-- start of Information shown --

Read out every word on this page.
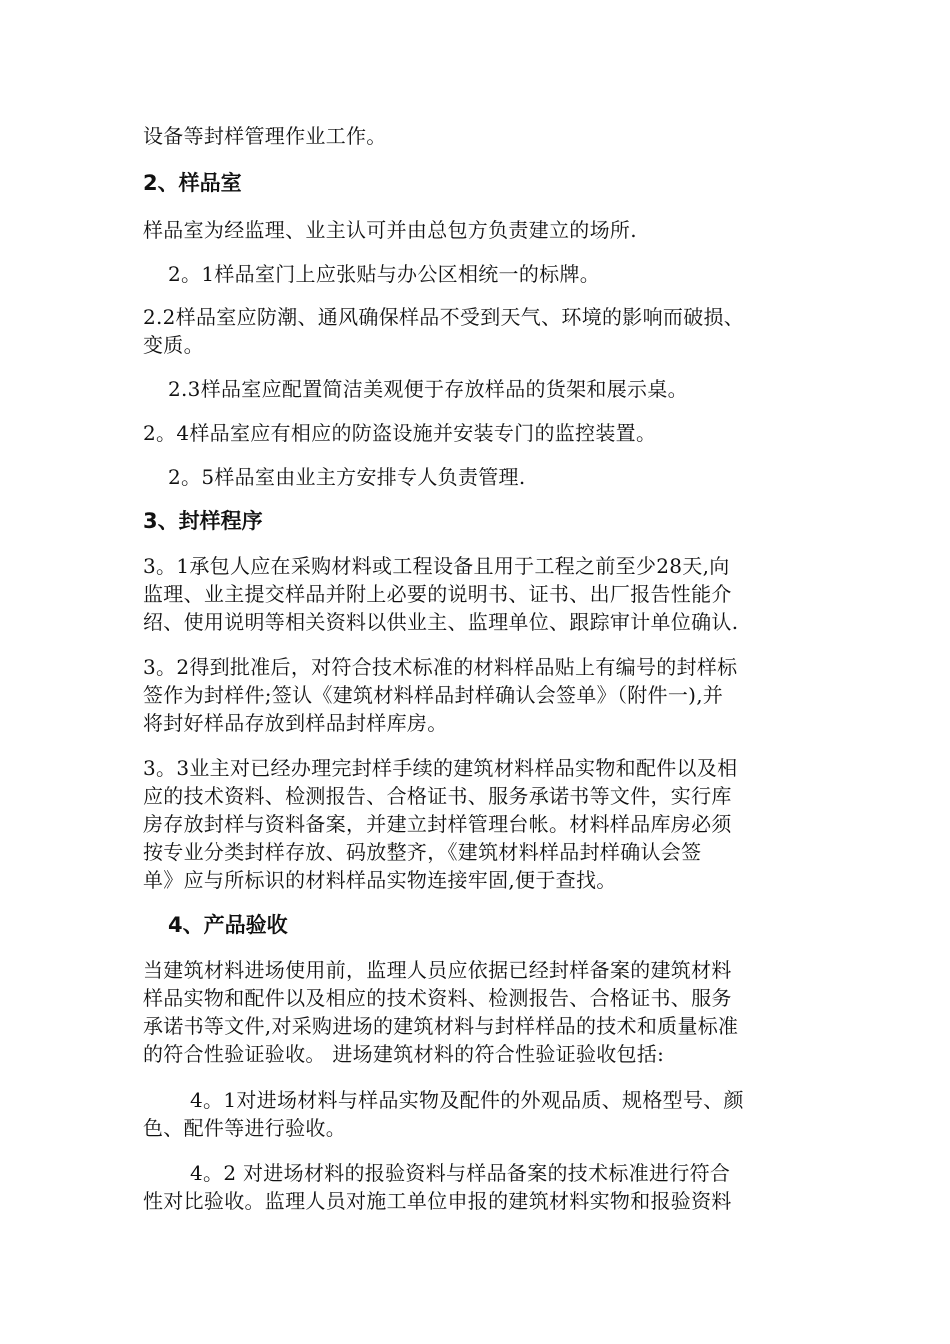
设备等封样管理作业工作。
2、样品室
样品室为经监理、业主认可并由总包方负责建立的场所.
2。1样品室门上应张贴与办公区相统一的标牌。
2.2样品室应防潮、通风确保样品不受到天气、环境的影响而破损、
变质。
2.3样品室应配置简洁美观便于存放样品的货架和展示桌。
2。4样品室应有相应的防盗设施并安装专门的监控装置。
2。5样品室由业主方安排专人负责管理.
3、封样程序
3。1承包人应在采购材料或工程设备且用于工程之前至少28天,向
监理、业主提交样品并附上必要的说明书、证书、出厂报告性能介
绍、使用说明等相关资料以供业主、监理单位、跟踪审计单位确认.
3。2得到批准后，对符合技术标准的材料样品贴上有编号的封样标
签作为封样件;签认《建筑材料样品封样确认会签单》（附件一),并
将封好样品存放到样品封样库房。
3。3业主对已经办理完封样手续的建筑材料样品实物和配件以及相
应的技术资料、检测报告、合格证书、服务承诺书等文件，实行库
房存放封样与资料备案，并建立封样管理台帐。材料样品库房必须
按专业分类封样存放、码放整齐，《建筑材料样品封样确认会签
单》应与所标识的材料样品实物连接牢固,便于查找。
4、产品验收
当建筑材料进场使用前，监理人员应依据已经封样备案的建筑材料
样品实物和配件以及相应的技术资料、检测报告、合格证书、服务
承诺书等文件,对采购进场的建筑材料与封样样品的技术和质量标准
的符合性验证验收。 进场建筑材料的符合性验证验收包括:
4。1对进场材料与样品实物及配件的外观品质、规格型号、颜
色、配件等进行验收。
4。2 对进场材料的报验资料与样品备案的技术标准进行符合
性对比验收。监理人员对施工单位申报的建筑材料实物和报验资料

-- end of Information shown --

*Exercise*:
Extract every line of the data exactly; pictures stay out.

*Response below*:
Read out every word on this page.
设备等封样管理作业工作。
2、样品室
样品室为经监理、业主认可并由总包方负责建立的场所.
2。1样品室门上应张贴与办公区相统一的标牌。
2.2样品室应防潮、通风确保样品不受到天气、环境的影响而破损、
变质。
2.3样品室应配置简洁美观便于存放样品的货架和展示桌。
2。4样品室应有相应的防盗设施并安装专门的监控装置。
2。5样品室由业主方安排专人负责管理.
3、封样程序
3。1承包人应在采购材料或工程设备且用于工程之前至少28天,向
监理、业主提交样品并附上必要的说明书、证书、出厂报告性能介
绍、使用说明等相关资料以供业主、监理单位、跟踪审计单位确认.
3。2得到批准后，对符合技术标准的材料样品贴上有编号的封样标
签作为封样件;签认《建筑材料样品封样确认会签单》（附件一),并
将封好样品存放到样品封样库房。
3。3业主对已经办理完封样手续的建筑材料样品实物和配件以及相
应的技术资料、检测报告、合格证书、服务承诺书等文件，实行库
房存放封样与资料备案，并建立封样管理台帐。材料样品库房必须
按专业分类封样存放、码放整齐，《建筑材料样品封样确认会签
单》应与所标识的材料样品实物连接牢固,便于查找。
4、产品验收
当建筑材料进场使用前，监理人员应依据已经封样备案的建筑材料
样品实物和配件以及相应的技术资料、检测报告、合格证书、服务
承诺书等文件,对采购进场的建筑材料与封样样品的技术和质量标准
的符合性验证验收。 进场建筑材料的符合性验证验收包括:
4。1对进场材料与样品实物及配件的外观品质、规格型号、颜
色、配件等进行验收。
4。2 对进场材料的报验资料与样品备案的技术标准进行符合
性对比验收。监理人员对施工单位申报的建筑材料实物和报验资料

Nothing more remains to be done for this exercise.